START Provided data
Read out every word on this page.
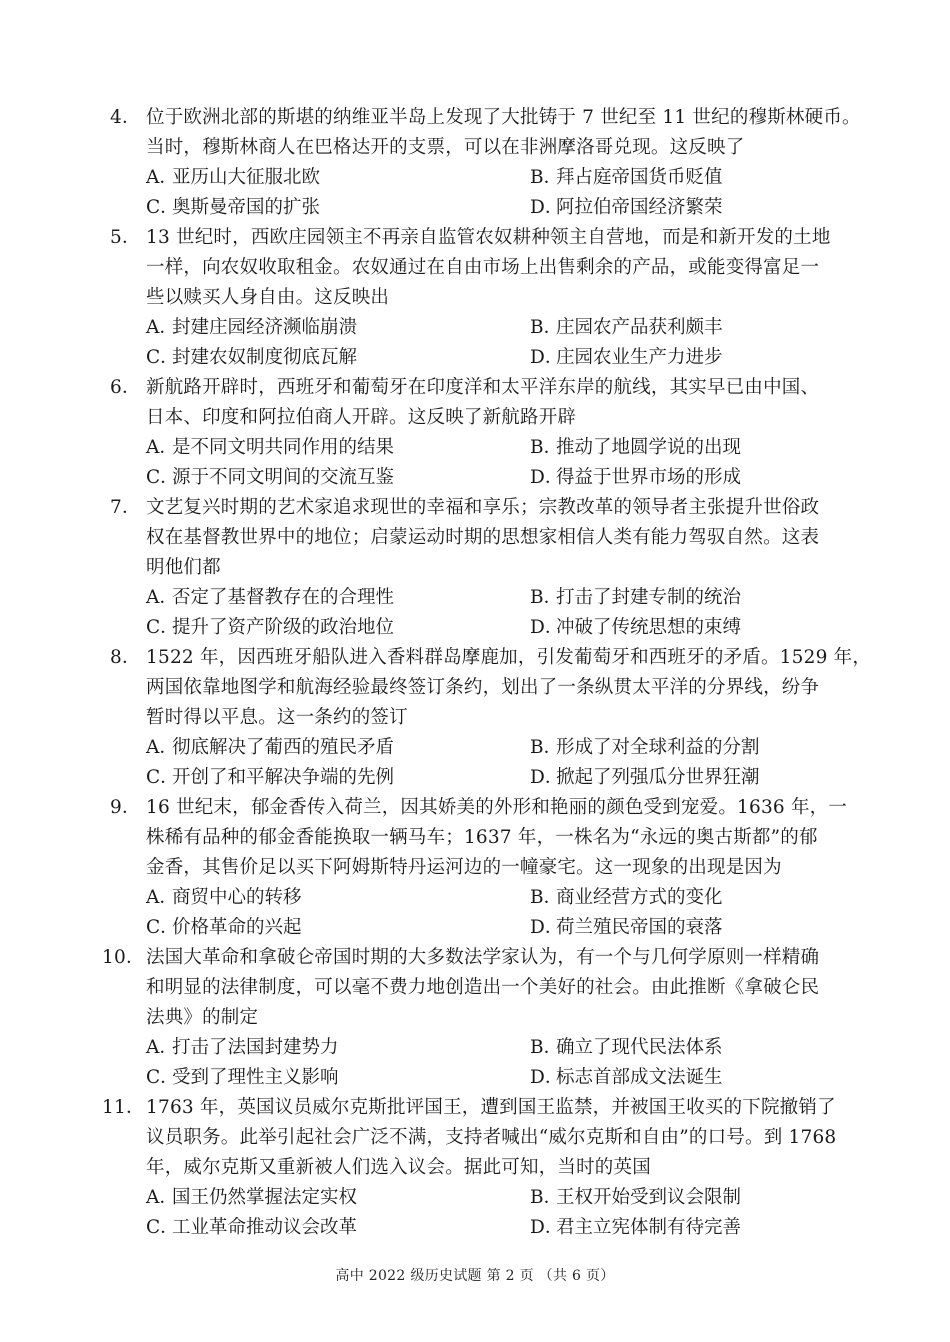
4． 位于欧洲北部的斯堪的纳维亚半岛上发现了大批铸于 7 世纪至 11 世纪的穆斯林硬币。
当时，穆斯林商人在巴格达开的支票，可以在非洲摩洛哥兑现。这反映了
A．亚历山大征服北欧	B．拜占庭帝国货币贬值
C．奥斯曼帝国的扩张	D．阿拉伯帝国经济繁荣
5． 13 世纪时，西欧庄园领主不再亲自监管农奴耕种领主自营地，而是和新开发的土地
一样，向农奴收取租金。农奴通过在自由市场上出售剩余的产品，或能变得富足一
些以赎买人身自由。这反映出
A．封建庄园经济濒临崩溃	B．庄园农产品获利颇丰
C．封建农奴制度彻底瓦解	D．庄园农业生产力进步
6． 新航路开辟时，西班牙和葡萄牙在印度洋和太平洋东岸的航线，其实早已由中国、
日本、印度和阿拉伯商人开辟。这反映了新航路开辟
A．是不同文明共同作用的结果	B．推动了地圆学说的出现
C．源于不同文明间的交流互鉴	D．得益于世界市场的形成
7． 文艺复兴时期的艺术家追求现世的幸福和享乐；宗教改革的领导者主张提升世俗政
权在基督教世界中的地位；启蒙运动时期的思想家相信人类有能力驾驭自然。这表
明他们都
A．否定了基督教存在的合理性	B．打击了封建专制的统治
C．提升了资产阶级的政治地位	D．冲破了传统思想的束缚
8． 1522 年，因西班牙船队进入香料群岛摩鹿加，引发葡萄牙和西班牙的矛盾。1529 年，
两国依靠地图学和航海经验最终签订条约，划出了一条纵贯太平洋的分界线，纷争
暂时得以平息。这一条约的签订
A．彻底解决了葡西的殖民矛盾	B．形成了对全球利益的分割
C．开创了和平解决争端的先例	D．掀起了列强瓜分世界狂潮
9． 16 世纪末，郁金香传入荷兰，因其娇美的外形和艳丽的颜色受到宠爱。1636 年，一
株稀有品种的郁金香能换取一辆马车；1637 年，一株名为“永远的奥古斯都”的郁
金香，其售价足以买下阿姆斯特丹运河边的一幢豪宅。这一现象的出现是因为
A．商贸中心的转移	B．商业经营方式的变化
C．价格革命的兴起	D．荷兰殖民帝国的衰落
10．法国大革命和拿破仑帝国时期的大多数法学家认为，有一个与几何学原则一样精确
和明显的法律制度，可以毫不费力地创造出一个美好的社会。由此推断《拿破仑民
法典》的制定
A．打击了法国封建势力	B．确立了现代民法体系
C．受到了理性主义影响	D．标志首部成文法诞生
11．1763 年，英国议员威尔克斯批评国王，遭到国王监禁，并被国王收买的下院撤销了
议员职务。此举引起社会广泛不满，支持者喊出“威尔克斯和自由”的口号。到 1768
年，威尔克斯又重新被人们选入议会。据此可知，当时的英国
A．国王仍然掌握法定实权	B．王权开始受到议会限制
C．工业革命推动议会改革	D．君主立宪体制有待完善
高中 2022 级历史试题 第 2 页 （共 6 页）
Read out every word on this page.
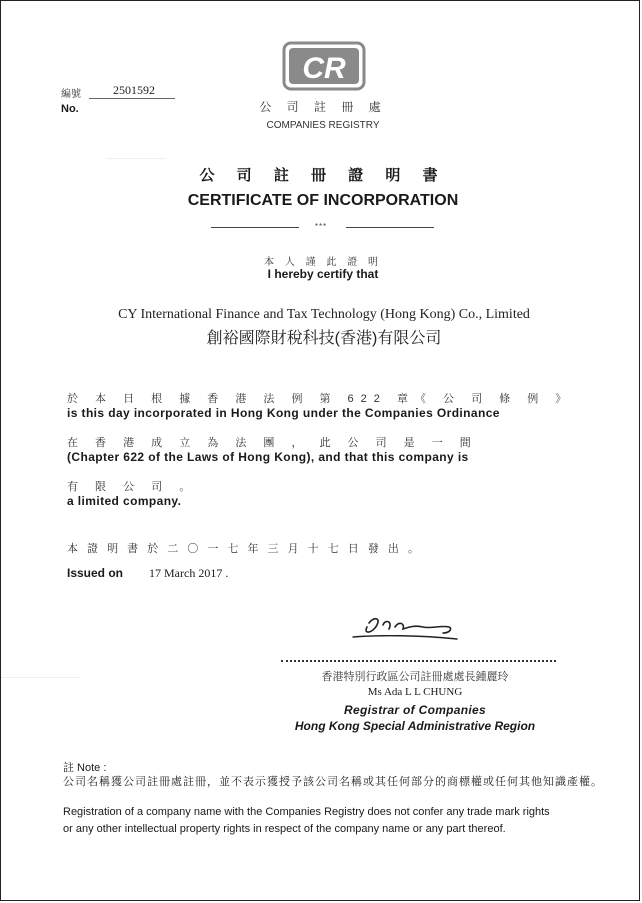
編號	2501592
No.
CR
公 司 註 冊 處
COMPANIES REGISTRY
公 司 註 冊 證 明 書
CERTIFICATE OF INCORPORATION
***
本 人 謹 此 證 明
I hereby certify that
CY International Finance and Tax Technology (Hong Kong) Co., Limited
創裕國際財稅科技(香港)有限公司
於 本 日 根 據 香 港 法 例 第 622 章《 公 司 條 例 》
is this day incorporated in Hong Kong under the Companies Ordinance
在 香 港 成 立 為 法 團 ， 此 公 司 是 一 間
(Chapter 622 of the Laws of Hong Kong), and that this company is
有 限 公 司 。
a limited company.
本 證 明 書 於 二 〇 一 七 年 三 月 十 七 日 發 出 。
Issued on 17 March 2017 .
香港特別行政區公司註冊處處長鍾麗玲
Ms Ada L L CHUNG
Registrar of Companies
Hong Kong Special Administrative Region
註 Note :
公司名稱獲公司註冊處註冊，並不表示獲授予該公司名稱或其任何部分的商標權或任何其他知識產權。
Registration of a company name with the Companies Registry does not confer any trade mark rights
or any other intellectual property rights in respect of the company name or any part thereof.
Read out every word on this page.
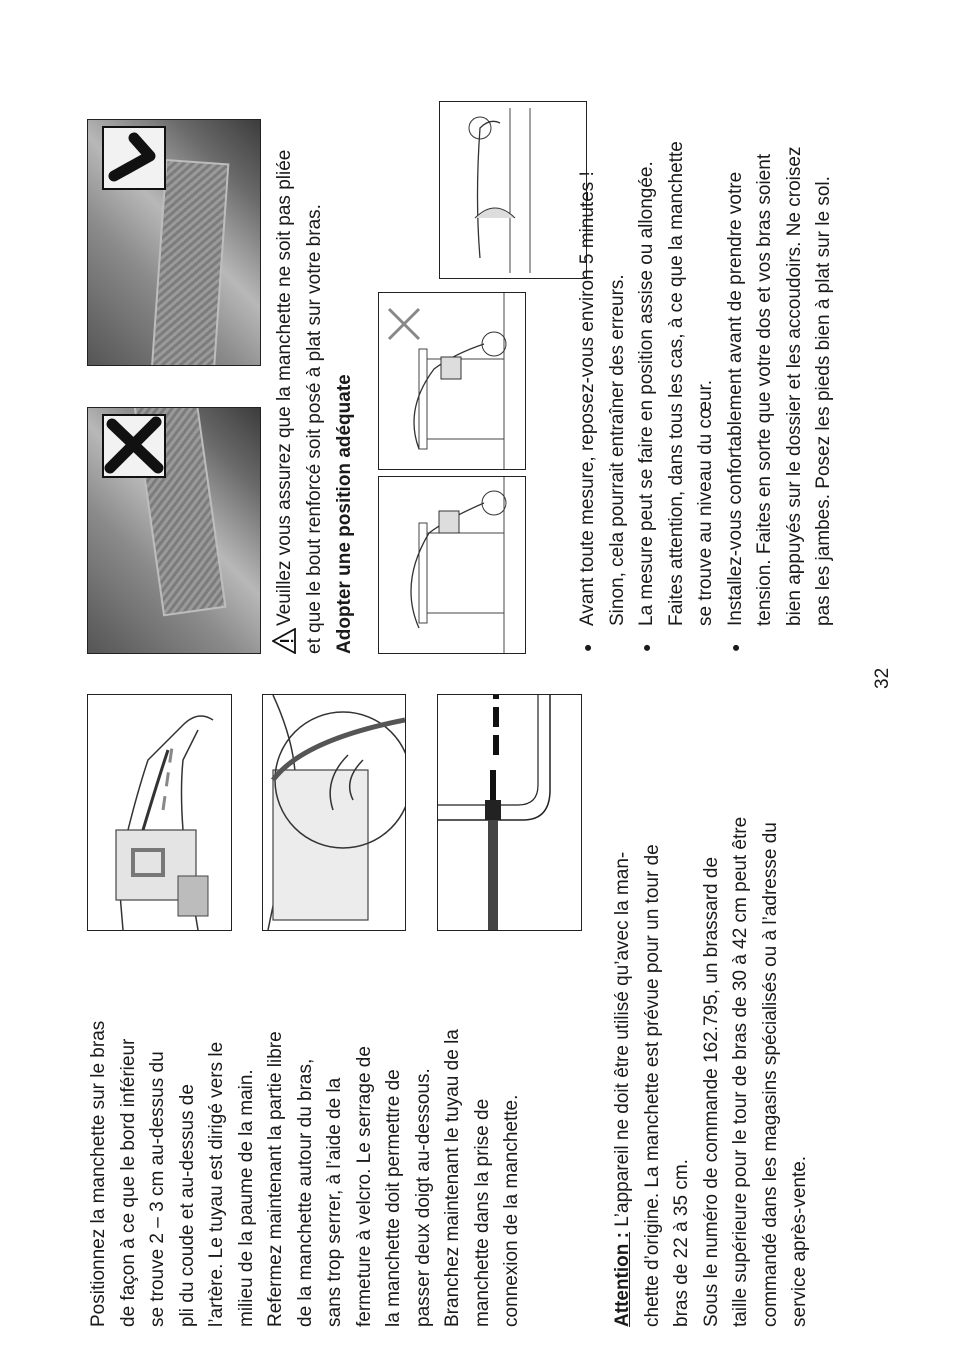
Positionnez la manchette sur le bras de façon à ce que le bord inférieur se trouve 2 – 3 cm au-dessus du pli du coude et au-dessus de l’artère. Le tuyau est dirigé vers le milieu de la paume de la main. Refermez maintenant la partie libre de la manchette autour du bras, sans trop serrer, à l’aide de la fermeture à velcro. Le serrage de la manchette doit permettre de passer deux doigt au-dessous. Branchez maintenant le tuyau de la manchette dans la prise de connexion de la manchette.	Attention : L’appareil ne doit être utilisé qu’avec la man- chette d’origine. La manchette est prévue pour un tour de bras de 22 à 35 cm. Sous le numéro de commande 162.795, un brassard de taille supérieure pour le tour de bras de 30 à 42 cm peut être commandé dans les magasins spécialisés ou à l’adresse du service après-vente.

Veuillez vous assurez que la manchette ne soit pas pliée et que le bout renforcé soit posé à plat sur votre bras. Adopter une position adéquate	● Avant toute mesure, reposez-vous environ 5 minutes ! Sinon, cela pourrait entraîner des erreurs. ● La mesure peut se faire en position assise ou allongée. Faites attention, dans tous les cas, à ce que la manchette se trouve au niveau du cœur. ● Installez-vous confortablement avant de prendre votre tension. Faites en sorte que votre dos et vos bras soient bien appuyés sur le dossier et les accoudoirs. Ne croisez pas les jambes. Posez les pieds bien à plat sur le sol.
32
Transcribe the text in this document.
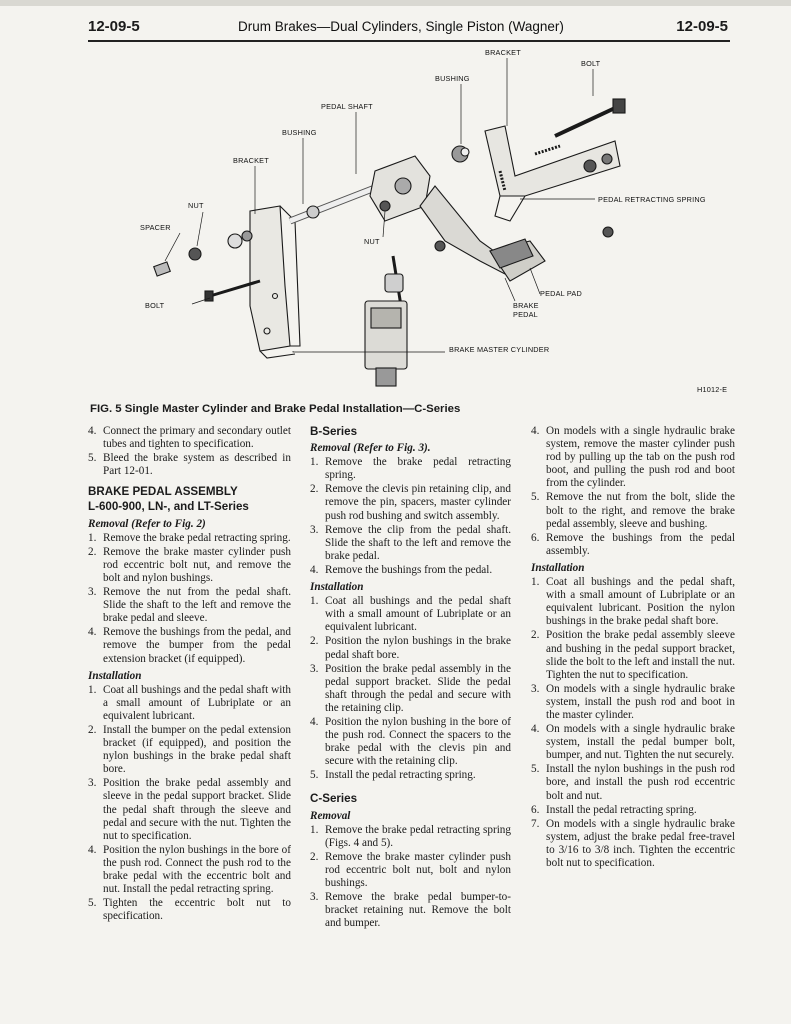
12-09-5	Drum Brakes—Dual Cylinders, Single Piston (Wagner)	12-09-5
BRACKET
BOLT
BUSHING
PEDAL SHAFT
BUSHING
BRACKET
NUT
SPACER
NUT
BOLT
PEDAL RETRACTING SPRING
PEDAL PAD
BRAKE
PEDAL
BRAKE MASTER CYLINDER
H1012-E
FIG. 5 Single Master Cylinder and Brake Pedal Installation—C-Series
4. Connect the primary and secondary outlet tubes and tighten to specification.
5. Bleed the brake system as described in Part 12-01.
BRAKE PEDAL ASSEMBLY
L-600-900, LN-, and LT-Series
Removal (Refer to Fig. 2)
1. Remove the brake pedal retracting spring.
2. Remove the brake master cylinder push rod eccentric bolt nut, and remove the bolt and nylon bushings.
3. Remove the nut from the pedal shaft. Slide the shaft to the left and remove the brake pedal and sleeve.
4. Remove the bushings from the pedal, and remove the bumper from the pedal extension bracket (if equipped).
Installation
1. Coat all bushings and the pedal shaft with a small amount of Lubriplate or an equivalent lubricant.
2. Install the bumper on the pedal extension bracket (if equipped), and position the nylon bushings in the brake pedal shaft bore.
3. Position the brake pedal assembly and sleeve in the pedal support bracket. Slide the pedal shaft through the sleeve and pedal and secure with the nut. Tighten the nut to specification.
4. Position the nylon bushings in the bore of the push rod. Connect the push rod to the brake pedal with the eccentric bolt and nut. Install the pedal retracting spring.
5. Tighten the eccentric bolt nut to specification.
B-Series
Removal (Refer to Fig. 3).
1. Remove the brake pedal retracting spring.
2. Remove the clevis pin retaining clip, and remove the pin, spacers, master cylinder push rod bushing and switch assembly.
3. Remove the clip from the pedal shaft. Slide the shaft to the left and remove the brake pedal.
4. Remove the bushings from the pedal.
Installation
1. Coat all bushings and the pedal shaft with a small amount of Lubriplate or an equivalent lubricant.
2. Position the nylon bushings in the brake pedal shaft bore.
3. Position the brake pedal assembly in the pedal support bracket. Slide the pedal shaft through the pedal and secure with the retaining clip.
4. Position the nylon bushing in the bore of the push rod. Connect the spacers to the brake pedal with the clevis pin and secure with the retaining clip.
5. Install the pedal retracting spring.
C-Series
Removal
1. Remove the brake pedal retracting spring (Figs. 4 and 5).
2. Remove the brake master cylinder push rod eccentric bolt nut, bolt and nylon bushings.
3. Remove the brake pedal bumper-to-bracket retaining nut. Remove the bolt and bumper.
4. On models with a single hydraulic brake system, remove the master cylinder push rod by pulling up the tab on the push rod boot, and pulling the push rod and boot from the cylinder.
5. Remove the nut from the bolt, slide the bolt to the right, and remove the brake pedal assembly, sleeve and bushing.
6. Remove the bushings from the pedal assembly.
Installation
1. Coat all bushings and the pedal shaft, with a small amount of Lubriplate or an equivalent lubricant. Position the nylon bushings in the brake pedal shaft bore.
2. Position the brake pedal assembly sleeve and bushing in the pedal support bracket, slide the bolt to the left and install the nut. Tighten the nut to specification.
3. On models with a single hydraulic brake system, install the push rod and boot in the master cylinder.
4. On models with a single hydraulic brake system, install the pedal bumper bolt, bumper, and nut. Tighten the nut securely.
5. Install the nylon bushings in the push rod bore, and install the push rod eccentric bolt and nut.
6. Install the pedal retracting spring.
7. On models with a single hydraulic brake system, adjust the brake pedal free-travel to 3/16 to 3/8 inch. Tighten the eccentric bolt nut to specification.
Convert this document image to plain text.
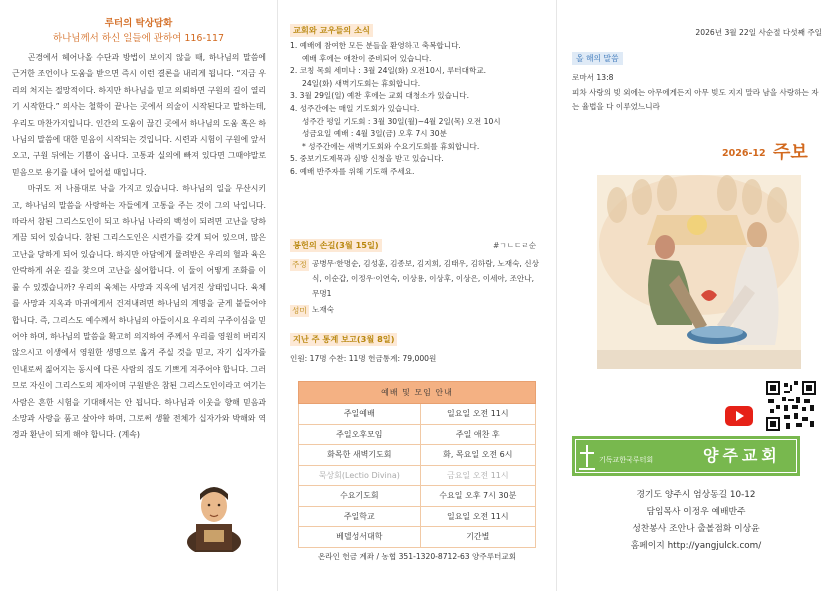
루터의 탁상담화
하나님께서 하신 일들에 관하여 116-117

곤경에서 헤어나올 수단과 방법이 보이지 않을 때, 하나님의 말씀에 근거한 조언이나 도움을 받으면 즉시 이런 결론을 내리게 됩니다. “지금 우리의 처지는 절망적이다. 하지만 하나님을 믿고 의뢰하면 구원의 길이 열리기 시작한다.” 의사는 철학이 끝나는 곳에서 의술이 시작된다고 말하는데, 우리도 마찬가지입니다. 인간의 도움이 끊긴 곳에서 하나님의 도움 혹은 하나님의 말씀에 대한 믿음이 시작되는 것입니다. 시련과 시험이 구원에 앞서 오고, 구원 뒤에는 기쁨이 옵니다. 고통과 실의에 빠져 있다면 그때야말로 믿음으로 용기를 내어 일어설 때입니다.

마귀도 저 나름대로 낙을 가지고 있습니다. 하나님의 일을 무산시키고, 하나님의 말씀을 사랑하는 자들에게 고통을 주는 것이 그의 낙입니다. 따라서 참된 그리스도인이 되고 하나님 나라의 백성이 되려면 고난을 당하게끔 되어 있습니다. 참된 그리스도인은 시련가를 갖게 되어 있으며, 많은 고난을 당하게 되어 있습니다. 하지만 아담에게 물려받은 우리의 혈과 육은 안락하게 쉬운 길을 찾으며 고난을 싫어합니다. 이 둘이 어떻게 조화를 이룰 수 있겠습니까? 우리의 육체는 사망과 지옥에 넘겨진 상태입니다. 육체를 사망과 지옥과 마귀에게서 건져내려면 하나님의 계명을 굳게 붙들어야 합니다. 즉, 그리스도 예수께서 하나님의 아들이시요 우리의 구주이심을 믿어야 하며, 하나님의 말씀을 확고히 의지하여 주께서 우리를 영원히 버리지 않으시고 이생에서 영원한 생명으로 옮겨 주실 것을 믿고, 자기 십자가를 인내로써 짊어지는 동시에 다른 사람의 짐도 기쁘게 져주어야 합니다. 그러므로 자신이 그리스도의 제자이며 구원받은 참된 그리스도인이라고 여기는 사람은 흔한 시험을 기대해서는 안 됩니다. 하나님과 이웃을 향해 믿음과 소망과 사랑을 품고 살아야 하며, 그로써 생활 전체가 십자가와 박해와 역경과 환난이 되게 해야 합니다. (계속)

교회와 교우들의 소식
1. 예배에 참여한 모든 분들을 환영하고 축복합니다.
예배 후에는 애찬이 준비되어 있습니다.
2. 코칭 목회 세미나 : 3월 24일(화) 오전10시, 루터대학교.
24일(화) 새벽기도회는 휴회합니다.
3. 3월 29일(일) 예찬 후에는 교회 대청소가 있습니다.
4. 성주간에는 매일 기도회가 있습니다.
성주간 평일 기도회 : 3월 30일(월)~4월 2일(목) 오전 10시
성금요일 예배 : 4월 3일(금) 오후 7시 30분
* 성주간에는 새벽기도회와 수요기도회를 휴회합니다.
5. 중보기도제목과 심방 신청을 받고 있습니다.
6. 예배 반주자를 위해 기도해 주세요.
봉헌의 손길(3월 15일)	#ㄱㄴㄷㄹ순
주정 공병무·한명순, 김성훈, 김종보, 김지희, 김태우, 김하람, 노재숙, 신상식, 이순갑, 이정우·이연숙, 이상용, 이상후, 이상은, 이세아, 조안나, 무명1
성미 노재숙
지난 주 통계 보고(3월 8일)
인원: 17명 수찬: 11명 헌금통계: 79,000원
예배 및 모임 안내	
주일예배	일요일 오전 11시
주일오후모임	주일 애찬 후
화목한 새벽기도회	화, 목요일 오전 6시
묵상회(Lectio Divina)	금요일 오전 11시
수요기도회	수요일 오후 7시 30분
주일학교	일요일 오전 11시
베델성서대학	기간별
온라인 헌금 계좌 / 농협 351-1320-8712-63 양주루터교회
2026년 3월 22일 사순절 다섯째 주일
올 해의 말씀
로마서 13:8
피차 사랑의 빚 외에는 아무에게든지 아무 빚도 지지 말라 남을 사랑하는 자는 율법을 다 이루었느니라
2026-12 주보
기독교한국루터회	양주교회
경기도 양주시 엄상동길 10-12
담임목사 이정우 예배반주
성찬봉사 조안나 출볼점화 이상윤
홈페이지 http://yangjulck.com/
END Provided data
__Task objective__:
Show every line from the entries above in which "hydraulic" appears.

__Answer for this exercise__:
4. On models with a single hydraulic brake system, remove the master cylinder push rod by pulling up the tab on the push rod boot, and pulling the push rod and boot from the cylinder.
3. On models with a single hydraulic brake system, install the push rod and boot in the master cylinder.
4. On models with a single hydraulic brake system, install the pedal bumper bolt, bumper, and nut. Tighten the nut securely.
7. On models with a single hydraulic brake system, adjust the brake pedal free-travel to 3/16 to 3/8 inch. Tighten the eccentric bolt nut to specification.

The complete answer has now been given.